## [Work instructions]
Go through the material below and copy all lines with "What".

****

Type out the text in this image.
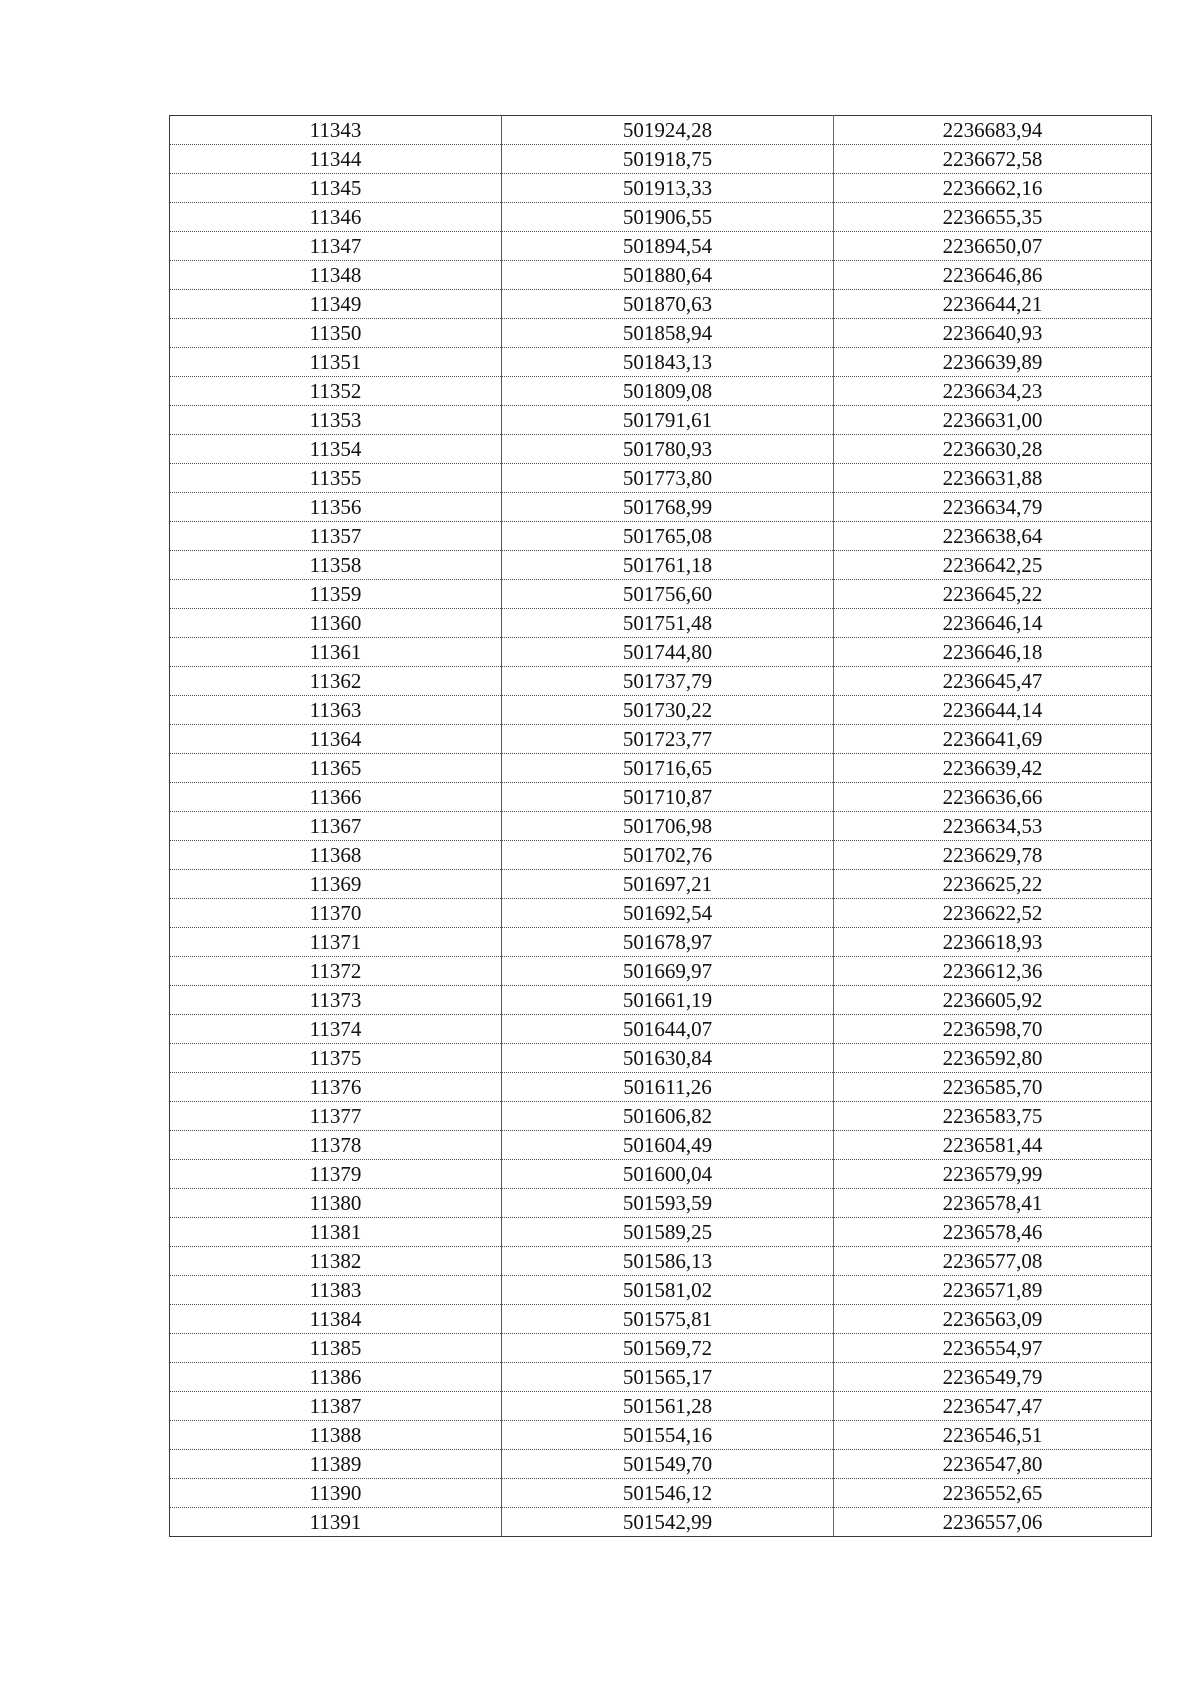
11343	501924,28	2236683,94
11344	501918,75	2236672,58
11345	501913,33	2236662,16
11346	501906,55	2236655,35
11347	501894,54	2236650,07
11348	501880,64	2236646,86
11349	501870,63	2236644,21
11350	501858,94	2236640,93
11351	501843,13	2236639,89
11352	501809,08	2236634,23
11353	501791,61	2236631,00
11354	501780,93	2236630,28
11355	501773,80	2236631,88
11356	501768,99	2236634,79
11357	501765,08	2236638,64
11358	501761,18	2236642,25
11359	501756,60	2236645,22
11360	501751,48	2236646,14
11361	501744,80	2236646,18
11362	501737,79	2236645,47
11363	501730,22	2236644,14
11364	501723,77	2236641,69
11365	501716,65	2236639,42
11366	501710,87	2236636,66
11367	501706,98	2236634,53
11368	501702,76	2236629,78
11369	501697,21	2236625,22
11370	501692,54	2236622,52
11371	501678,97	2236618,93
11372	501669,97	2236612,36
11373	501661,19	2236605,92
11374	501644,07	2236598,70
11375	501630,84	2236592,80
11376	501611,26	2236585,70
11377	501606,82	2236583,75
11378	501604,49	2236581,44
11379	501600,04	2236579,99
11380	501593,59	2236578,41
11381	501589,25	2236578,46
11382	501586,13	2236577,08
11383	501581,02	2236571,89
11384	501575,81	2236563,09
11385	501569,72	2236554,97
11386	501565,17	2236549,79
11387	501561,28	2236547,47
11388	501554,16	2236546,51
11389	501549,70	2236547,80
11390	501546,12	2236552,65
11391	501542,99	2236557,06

****

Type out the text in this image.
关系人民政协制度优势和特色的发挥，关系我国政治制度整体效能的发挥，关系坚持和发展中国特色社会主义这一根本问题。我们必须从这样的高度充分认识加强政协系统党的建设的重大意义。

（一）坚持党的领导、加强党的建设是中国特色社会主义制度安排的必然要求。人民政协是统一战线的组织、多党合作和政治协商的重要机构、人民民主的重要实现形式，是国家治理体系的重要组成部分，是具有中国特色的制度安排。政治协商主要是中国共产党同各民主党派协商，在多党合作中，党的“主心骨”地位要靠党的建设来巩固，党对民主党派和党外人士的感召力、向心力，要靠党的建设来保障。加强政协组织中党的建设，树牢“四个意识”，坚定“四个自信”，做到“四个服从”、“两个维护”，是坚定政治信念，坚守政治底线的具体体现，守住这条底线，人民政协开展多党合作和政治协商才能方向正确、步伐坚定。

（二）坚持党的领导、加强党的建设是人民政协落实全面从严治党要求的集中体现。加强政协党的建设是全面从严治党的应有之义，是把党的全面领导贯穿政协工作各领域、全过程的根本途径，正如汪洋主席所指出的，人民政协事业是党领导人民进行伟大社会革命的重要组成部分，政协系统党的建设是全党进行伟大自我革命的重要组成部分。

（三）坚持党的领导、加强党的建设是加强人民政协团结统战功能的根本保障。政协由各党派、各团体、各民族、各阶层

****

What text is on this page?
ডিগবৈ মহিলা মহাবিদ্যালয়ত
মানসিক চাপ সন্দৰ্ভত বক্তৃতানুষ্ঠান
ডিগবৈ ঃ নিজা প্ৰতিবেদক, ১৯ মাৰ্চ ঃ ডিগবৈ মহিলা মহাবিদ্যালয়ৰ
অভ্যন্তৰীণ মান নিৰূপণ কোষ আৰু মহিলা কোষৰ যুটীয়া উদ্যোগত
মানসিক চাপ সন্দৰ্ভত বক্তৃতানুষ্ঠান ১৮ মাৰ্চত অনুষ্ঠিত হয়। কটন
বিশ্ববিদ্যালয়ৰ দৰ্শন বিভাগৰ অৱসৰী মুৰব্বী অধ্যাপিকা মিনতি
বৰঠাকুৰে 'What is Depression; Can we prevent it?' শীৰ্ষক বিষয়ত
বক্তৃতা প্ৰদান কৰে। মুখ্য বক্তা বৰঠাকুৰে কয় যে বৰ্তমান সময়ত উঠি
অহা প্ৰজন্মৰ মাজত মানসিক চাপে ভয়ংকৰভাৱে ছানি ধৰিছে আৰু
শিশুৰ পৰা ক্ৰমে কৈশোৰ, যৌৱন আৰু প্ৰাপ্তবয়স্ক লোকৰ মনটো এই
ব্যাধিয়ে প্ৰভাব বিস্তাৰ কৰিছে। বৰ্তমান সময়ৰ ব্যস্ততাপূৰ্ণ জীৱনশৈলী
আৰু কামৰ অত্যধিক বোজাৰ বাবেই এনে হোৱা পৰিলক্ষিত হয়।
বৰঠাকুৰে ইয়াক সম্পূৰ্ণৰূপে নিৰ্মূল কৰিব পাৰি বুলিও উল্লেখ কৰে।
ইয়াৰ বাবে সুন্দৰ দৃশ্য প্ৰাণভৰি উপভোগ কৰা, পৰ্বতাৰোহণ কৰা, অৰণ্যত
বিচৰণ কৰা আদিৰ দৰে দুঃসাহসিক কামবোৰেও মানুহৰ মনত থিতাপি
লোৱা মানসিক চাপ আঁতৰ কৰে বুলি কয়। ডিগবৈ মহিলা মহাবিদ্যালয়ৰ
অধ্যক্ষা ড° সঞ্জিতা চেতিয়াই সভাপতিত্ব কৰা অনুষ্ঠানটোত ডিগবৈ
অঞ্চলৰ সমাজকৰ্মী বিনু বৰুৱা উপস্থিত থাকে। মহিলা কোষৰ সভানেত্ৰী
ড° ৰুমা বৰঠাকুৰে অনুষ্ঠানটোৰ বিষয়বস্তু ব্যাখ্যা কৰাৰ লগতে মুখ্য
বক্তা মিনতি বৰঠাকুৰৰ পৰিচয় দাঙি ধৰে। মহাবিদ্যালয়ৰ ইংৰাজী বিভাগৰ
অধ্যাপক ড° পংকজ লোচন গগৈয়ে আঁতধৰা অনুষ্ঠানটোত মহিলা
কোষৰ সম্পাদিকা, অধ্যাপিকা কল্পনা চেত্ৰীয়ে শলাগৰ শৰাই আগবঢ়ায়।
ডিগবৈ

****

## [Result]
What text is on this page?
বৰঠাকুৰে 'What is Depression; Can we prevent it?' শীৰ্ষক বিষয়ত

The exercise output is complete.